# GIVEN TASK
Among the lines below, count those containing the word "热胀冷缩". Give the number only.

# GIVEN DATA
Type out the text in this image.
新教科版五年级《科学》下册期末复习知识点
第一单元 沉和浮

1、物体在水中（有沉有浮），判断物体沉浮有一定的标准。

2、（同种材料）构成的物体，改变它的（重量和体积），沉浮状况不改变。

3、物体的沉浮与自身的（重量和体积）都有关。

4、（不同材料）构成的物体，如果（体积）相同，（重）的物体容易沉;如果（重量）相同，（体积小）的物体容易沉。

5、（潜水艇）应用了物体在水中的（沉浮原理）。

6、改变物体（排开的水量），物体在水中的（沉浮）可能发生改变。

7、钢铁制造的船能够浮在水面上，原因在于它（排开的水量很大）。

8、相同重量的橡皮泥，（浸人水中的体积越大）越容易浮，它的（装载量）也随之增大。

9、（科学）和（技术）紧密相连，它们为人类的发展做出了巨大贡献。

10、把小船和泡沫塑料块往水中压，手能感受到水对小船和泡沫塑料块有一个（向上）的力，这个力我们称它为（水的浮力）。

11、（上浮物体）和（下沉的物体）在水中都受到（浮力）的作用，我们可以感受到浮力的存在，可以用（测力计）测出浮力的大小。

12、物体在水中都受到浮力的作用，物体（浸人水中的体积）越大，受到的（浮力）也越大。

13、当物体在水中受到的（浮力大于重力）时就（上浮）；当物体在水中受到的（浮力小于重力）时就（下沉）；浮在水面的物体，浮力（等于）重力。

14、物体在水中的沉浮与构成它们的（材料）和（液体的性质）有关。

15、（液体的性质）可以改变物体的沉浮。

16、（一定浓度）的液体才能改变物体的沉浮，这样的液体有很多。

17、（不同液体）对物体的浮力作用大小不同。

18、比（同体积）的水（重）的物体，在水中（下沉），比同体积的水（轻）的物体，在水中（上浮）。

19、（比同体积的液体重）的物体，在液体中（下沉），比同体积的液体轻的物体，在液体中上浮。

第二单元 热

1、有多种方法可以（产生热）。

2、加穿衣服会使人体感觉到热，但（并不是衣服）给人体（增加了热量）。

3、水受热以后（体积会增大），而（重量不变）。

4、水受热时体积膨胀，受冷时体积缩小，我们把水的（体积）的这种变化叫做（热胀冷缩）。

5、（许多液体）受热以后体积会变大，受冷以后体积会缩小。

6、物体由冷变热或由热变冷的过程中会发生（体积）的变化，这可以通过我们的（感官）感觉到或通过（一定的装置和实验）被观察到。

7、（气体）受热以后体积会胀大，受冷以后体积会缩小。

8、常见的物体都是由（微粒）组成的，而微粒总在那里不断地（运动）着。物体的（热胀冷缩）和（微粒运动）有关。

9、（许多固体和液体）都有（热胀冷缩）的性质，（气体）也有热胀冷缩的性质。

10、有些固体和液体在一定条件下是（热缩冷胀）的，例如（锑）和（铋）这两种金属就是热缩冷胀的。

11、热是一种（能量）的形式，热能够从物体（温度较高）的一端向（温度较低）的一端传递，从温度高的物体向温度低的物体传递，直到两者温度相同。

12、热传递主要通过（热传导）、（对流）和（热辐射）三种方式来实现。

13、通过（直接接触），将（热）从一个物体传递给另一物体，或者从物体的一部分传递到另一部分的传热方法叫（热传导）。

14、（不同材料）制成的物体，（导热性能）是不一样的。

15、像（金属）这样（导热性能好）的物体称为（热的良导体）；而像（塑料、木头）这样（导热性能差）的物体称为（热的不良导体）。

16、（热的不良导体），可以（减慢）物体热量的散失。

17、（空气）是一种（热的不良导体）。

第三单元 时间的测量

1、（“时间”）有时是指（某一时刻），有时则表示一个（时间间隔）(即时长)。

# WRITTEN SOLUTION
3